-- Start Task input --

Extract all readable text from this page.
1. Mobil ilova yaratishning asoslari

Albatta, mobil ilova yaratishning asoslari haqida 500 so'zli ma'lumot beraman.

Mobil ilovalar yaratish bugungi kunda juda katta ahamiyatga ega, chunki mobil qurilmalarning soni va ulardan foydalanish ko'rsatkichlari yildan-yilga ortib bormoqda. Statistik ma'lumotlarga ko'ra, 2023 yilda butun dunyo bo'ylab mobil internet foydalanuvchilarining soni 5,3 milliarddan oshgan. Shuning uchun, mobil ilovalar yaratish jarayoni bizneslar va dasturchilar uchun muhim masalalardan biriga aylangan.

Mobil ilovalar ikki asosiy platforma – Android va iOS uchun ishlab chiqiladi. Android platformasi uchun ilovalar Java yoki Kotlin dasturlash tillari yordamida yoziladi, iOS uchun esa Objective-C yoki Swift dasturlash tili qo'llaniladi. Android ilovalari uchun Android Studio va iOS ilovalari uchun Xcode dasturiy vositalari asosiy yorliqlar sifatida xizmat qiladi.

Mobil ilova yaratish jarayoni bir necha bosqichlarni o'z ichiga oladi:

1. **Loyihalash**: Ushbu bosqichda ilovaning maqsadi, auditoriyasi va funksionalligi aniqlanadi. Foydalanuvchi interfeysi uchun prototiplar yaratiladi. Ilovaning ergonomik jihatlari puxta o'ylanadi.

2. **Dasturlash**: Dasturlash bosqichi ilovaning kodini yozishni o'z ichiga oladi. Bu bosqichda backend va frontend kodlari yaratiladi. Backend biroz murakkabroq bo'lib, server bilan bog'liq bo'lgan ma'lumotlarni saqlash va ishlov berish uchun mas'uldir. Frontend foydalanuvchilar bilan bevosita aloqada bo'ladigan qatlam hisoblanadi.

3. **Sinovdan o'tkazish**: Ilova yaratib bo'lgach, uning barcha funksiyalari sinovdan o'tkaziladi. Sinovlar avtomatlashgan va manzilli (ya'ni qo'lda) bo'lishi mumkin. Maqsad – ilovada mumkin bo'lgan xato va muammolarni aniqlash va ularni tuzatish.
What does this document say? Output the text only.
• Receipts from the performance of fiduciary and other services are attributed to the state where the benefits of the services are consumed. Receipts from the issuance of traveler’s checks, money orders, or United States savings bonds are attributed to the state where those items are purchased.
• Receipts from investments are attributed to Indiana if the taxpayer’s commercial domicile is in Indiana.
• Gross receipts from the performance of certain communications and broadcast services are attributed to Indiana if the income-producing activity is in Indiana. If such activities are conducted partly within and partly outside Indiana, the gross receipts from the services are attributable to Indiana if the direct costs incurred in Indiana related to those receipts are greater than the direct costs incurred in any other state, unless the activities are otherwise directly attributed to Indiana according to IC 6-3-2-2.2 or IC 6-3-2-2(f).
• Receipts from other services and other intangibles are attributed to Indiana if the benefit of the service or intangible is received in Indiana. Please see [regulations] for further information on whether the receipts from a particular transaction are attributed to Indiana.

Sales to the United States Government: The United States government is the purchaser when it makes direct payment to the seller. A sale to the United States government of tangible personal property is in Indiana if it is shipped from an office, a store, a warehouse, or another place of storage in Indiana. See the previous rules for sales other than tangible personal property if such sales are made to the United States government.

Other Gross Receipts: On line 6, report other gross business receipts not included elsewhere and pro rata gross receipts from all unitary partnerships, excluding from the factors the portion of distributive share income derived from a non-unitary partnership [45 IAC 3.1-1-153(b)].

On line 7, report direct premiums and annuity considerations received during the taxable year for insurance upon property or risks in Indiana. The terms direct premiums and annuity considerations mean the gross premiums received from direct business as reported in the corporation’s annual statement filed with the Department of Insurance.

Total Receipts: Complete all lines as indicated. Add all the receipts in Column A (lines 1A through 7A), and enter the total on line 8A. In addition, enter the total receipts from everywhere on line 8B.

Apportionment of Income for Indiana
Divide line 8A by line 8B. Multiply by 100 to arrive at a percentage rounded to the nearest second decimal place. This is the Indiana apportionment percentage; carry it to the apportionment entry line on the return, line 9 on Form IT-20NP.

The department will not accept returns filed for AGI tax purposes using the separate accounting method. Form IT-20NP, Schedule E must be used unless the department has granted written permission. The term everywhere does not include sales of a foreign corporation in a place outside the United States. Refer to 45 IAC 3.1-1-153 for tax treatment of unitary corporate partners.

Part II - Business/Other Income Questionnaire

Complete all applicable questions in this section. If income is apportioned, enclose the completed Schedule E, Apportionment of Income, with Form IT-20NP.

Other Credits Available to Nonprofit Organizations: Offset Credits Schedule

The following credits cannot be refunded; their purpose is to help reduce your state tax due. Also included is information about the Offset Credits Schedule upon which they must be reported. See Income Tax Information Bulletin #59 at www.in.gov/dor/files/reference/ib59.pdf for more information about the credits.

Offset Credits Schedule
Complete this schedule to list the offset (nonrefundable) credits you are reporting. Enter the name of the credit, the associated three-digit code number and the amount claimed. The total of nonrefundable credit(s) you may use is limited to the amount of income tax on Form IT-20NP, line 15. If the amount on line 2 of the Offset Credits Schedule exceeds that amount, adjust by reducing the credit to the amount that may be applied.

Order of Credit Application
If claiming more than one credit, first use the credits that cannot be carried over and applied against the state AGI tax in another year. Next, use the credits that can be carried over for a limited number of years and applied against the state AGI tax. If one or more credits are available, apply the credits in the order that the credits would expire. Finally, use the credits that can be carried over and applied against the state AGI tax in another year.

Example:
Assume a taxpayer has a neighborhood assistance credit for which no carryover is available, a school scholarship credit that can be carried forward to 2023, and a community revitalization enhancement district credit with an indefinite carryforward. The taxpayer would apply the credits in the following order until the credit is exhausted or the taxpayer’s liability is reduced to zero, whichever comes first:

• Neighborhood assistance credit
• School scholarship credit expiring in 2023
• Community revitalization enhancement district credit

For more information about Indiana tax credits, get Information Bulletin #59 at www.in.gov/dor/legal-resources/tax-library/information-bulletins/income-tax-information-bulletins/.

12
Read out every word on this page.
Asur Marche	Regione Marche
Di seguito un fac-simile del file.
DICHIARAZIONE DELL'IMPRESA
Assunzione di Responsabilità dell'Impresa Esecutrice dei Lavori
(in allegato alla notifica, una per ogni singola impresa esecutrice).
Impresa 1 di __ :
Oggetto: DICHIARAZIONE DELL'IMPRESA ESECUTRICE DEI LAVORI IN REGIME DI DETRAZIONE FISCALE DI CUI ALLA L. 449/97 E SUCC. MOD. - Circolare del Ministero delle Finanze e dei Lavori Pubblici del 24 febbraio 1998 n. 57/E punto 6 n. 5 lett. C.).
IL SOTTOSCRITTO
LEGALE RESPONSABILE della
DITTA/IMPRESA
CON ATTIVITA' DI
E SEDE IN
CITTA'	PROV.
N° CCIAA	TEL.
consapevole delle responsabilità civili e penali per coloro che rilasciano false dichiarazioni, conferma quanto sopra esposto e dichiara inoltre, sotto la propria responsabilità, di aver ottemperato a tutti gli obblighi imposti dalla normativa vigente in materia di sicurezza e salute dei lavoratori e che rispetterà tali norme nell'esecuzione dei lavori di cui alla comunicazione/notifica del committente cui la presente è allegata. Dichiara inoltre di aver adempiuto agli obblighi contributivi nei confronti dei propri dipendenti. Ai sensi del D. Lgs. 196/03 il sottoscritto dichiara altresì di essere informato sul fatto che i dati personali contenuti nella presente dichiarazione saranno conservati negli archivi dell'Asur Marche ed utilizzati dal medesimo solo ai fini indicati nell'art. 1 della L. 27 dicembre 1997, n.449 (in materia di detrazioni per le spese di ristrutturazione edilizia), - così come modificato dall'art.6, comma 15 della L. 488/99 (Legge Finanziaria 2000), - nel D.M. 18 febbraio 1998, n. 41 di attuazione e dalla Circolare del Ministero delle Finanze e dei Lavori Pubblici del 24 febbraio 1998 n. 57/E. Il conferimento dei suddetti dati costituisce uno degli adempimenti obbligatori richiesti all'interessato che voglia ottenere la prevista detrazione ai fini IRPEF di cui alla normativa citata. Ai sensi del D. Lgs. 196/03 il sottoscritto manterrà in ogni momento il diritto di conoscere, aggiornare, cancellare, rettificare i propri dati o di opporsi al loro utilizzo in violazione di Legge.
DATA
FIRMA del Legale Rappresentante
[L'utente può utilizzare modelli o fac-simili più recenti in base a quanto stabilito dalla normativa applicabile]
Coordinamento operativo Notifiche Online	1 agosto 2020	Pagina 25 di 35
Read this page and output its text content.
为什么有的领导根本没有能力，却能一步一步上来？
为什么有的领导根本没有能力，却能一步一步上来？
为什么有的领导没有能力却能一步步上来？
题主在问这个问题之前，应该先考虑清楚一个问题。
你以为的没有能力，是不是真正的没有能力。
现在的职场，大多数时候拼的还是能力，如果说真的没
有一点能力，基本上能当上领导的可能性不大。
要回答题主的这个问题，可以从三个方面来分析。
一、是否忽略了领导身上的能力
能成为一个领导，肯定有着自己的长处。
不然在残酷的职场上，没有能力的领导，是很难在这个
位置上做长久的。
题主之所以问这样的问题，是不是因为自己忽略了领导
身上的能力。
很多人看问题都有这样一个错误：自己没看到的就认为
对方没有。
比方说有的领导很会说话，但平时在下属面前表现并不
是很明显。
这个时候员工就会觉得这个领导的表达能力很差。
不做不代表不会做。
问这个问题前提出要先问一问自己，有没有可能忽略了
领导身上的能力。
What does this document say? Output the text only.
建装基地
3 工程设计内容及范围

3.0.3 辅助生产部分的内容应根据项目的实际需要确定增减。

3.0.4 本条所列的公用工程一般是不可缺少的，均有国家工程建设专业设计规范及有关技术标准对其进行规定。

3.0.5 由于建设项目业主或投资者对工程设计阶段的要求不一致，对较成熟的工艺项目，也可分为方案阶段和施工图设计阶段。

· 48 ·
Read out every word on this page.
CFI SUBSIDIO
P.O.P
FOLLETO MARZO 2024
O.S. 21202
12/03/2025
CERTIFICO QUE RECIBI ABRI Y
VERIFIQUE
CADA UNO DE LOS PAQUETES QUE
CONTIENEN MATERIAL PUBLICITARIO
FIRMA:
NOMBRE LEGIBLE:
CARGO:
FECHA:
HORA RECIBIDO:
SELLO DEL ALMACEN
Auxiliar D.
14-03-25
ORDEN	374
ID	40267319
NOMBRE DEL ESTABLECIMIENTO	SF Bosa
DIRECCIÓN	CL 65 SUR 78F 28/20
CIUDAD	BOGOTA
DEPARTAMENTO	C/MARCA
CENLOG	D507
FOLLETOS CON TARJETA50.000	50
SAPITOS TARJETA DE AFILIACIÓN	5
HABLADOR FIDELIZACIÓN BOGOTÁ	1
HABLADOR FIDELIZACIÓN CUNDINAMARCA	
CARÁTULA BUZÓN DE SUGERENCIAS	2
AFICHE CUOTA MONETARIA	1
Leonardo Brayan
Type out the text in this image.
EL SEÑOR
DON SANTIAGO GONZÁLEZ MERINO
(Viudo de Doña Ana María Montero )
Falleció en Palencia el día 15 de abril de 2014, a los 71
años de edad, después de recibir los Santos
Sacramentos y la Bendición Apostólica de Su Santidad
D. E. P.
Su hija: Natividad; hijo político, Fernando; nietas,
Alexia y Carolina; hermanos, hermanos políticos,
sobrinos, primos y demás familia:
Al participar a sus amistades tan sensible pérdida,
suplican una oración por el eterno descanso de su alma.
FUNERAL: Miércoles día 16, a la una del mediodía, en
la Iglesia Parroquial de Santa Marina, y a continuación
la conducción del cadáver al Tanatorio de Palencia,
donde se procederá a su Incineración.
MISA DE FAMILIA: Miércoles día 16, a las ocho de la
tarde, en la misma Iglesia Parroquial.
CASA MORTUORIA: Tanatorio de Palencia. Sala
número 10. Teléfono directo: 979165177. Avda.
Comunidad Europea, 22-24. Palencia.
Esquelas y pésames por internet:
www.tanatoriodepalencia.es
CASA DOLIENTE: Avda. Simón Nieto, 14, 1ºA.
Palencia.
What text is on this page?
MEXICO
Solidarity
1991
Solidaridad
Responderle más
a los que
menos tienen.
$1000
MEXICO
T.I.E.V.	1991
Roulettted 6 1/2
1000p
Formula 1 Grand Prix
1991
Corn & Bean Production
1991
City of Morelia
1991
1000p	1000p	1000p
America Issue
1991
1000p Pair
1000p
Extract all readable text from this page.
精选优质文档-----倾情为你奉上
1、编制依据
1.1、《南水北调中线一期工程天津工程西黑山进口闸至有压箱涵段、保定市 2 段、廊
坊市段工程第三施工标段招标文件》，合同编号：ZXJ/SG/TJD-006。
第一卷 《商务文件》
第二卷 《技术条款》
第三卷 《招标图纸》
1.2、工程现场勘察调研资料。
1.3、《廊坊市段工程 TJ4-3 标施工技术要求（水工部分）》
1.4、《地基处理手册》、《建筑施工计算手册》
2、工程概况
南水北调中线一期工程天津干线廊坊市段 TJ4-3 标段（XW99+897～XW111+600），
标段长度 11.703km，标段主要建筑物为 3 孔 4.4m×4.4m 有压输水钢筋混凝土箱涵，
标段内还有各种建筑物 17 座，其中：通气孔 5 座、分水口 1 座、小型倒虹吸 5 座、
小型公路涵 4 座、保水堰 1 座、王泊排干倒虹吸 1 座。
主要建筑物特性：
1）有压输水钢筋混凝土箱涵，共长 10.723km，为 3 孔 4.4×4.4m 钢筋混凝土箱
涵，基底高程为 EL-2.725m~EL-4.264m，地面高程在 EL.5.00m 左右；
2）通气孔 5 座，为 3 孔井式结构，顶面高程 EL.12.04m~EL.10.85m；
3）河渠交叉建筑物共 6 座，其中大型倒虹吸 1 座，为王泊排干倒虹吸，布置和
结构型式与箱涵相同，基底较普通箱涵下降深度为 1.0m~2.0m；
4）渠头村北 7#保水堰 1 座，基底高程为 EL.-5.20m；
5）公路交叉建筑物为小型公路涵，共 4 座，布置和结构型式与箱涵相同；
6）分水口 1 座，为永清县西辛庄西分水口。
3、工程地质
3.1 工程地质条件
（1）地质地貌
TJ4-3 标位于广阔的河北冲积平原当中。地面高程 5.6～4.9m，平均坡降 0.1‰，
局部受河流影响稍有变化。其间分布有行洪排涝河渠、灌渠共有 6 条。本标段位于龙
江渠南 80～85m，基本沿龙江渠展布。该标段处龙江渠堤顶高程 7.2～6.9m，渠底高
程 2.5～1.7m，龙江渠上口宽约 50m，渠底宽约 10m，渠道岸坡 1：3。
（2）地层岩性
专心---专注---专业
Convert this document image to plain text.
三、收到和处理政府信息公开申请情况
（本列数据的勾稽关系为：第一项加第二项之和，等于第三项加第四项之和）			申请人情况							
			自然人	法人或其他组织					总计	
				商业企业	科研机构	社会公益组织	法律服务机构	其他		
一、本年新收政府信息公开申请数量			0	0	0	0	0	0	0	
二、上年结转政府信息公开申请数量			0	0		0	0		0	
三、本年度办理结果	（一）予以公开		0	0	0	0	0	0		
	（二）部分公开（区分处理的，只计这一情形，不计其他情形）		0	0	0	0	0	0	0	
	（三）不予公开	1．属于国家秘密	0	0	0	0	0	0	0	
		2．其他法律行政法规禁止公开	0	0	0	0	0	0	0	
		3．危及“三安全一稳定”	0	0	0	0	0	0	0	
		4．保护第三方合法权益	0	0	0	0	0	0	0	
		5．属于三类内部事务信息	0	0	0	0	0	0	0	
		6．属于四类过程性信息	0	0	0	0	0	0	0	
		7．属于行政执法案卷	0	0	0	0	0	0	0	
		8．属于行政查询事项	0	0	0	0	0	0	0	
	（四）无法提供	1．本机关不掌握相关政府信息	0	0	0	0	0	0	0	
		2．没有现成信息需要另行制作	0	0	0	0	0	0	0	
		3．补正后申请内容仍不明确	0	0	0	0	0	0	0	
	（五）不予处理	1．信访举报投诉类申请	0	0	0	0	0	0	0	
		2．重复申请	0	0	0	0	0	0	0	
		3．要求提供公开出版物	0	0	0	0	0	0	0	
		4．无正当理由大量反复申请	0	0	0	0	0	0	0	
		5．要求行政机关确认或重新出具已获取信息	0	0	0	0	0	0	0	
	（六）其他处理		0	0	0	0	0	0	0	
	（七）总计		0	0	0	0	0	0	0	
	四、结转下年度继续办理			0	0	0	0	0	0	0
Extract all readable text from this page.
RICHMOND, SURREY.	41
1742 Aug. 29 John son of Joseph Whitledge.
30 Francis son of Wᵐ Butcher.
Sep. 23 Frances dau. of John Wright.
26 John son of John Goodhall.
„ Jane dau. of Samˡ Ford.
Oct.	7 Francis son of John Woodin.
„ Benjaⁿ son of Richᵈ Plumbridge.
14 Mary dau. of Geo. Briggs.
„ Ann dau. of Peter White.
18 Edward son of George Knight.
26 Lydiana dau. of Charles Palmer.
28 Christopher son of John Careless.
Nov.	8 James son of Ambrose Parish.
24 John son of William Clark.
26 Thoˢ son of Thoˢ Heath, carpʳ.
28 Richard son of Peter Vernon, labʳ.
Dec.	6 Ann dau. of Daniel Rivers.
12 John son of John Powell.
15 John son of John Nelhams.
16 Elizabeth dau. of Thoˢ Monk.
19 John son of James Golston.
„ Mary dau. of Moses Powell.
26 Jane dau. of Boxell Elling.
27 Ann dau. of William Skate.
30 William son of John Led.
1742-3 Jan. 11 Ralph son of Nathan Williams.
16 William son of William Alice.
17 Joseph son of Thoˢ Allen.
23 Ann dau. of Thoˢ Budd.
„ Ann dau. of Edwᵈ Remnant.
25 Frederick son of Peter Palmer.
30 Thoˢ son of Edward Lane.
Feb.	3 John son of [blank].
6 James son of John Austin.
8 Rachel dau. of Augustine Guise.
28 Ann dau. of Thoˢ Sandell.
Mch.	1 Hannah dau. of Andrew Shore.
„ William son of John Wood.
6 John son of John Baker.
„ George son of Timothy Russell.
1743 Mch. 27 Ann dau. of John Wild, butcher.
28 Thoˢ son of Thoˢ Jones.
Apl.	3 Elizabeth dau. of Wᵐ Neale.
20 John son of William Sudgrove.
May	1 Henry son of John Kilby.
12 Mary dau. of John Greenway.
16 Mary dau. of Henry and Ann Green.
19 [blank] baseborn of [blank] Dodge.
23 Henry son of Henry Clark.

-- End Task input --

**Directions for this task**
All lines that include "HABLADOR" are to be gathered and copied.

**Correct response**
HABLADOR FIDELIZACIÓN BOGOTÁ	1
HABLADOR FIDELIZACIÓN CUNDINAMARCA	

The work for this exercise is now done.